_Required task_. Set out every line bearing the string "semantic".
>> BEGIN Record list
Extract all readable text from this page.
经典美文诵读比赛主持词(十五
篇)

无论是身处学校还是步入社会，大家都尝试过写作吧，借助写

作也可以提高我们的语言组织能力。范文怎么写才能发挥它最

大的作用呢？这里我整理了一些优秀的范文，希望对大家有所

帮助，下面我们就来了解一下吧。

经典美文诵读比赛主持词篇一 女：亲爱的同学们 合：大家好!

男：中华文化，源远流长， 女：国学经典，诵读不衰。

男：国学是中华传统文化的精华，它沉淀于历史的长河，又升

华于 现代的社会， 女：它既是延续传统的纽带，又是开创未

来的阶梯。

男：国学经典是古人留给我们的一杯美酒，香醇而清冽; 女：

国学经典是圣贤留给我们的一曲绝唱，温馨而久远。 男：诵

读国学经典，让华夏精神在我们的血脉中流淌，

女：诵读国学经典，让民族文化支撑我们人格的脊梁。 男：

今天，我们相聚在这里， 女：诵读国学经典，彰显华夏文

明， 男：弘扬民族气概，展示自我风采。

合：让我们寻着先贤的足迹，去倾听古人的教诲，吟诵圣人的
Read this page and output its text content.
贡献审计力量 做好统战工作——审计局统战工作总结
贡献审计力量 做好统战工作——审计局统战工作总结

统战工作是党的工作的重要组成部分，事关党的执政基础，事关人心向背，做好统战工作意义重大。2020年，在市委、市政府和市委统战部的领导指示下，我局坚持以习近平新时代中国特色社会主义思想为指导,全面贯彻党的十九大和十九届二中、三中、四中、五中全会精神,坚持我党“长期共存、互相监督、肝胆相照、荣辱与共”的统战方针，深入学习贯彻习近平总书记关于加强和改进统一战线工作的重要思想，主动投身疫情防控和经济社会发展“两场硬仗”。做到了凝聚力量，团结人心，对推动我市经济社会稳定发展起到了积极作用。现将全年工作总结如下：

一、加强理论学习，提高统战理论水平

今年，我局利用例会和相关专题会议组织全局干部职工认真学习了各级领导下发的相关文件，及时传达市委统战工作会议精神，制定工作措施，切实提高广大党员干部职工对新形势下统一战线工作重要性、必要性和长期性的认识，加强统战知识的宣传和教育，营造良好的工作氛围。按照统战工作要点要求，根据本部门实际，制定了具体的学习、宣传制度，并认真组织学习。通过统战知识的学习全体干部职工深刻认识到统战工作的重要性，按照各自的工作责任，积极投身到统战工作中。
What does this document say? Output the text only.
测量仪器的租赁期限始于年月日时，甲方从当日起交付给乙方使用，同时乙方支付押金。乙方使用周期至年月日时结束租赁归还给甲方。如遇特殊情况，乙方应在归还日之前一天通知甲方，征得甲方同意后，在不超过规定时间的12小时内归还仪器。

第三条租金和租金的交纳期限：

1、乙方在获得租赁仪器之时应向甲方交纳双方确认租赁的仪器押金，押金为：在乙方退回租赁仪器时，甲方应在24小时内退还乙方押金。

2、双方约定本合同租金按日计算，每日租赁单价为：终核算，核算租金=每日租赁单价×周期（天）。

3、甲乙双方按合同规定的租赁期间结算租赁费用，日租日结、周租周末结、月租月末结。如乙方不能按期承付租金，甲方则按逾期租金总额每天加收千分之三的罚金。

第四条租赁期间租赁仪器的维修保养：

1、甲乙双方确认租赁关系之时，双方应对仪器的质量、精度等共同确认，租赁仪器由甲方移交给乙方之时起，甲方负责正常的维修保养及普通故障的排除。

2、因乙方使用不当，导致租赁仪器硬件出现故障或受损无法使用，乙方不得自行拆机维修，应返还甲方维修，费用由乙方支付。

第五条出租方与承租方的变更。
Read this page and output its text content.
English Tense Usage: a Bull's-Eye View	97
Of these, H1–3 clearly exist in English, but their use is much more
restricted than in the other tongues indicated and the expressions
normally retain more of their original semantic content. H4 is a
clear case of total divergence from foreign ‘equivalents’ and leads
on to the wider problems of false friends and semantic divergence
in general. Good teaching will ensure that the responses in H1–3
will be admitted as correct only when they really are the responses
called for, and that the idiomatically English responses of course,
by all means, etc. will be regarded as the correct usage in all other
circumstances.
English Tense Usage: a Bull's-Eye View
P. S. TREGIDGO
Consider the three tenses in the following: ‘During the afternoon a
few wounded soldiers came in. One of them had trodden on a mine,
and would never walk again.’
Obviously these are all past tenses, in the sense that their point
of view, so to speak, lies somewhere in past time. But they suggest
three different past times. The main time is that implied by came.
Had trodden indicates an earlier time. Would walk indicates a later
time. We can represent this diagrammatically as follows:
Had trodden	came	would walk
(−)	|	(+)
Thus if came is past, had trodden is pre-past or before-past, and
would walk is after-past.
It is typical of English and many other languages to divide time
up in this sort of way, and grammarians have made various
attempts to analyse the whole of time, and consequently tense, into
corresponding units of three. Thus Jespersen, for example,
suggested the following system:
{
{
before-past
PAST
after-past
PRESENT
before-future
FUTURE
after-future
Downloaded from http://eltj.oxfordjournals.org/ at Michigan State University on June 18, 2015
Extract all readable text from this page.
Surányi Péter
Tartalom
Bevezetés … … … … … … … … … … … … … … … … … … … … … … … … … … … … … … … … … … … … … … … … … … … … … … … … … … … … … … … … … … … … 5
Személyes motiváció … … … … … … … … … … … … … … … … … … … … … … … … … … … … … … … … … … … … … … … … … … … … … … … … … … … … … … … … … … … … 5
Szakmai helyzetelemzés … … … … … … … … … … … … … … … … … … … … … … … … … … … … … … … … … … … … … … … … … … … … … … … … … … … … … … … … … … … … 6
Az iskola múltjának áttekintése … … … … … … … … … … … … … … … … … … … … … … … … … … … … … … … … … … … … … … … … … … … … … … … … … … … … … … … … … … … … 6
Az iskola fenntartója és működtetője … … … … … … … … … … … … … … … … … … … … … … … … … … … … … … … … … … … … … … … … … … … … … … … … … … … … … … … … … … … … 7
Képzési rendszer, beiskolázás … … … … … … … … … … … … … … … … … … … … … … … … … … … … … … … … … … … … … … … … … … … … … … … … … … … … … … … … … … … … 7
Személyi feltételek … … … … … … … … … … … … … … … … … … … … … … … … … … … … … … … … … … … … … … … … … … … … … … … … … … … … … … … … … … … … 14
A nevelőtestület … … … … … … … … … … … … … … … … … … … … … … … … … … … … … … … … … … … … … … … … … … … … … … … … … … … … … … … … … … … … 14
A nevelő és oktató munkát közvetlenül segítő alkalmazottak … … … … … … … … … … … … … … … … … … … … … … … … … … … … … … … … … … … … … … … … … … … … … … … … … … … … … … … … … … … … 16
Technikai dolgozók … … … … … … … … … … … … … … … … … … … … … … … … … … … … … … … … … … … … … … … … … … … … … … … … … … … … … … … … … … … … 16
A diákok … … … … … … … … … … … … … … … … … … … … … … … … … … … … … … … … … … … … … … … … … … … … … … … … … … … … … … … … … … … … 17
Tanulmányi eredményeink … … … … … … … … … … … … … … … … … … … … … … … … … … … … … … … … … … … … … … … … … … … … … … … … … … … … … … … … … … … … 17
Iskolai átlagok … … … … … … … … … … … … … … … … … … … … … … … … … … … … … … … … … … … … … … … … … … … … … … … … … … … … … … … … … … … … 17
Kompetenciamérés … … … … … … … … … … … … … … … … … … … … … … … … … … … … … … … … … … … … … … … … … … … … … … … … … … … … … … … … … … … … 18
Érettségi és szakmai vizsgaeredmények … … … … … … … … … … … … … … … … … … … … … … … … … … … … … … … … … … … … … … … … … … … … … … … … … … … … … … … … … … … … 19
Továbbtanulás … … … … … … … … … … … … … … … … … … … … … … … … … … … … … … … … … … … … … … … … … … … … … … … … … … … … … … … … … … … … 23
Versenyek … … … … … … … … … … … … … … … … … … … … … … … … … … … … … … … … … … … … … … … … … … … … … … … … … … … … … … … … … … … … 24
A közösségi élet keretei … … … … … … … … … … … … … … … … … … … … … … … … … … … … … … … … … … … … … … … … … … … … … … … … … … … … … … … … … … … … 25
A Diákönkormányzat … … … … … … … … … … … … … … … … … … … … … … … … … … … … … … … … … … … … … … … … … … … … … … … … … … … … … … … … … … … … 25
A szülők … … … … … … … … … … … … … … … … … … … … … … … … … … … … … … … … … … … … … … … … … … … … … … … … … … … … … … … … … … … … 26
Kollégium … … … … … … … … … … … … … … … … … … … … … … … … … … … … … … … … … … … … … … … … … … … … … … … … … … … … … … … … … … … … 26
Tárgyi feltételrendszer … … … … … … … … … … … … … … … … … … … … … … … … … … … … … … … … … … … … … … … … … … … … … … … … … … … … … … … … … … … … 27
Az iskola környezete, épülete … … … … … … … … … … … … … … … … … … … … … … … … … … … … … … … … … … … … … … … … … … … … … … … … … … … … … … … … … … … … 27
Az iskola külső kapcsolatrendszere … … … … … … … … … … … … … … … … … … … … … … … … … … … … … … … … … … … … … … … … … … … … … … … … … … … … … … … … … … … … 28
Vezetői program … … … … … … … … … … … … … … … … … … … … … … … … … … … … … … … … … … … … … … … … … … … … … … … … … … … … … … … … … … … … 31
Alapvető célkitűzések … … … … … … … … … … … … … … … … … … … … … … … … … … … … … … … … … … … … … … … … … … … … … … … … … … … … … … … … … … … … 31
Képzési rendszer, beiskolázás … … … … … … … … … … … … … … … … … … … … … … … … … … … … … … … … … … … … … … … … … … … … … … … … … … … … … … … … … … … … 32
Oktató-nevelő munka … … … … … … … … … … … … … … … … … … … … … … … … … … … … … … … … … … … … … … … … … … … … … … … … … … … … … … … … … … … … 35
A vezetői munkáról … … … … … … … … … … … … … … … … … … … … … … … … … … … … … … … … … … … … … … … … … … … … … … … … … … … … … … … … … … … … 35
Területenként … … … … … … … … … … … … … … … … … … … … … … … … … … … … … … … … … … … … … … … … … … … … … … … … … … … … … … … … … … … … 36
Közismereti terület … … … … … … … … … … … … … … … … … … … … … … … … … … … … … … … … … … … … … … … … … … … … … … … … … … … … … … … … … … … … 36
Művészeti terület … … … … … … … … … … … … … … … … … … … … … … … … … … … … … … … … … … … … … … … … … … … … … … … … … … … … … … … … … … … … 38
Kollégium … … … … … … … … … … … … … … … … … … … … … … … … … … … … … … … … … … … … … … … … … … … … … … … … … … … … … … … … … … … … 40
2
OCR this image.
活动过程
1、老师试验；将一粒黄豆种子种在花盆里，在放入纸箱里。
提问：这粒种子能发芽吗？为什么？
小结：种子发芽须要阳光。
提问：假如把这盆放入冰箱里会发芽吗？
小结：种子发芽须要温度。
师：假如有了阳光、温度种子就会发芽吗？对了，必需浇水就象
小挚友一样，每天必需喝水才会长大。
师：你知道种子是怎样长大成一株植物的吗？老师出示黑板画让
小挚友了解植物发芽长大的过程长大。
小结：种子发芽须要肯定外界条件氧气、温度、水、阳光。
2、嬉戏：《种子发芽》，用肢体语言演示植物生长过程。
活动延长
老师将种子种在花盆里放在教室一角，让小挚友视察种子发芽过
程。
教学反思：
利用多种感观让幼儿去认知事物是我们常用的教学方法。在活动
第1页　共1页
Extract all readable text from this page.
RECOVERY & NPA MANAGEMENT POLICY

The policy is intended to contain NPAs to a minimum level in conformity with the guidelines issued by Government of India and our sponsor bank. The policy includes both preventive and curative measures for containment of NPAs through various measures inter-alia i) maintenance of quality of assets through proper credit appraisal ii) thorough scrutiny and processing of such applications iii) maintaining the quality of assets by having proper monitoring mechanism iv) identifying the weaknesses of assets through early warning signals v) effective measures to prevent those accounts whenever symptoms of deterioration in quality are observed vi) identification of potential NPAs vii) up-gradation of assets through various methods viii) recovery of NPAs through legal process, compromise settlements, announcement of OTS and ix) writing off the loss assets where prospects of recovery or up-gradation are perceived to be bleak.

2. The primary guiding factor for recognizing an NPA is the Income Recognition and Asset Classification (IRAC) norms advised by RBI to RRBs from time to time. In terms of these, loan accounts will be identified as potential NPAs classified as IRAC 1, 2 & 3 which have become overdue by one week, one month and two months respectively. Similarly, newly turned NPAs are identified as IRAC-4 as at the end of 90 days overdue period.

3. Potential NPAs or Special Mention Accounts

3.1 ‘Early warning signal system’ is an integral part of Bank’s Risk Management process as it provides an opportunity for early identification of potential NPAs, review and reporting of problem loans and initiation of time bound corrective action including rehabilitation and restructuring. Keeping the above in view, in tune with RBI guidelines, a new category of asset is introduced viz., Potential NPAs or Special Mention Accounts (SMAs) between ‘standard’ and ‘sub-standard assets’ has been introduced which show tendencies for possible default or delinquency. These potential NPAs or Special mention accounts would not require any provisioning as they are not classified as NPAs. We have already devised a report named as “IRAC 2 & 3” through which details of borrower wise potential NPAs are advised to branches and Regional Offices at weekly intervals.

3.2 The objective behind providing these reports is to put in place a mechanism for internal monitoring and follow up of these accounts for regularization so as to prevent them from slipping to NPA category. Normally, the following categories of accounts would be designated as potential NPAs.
>> END Record list
_Correct response_.
normally retain more of their original semantic content. H4 is a
on to the wider problems of false friends and semantic divergence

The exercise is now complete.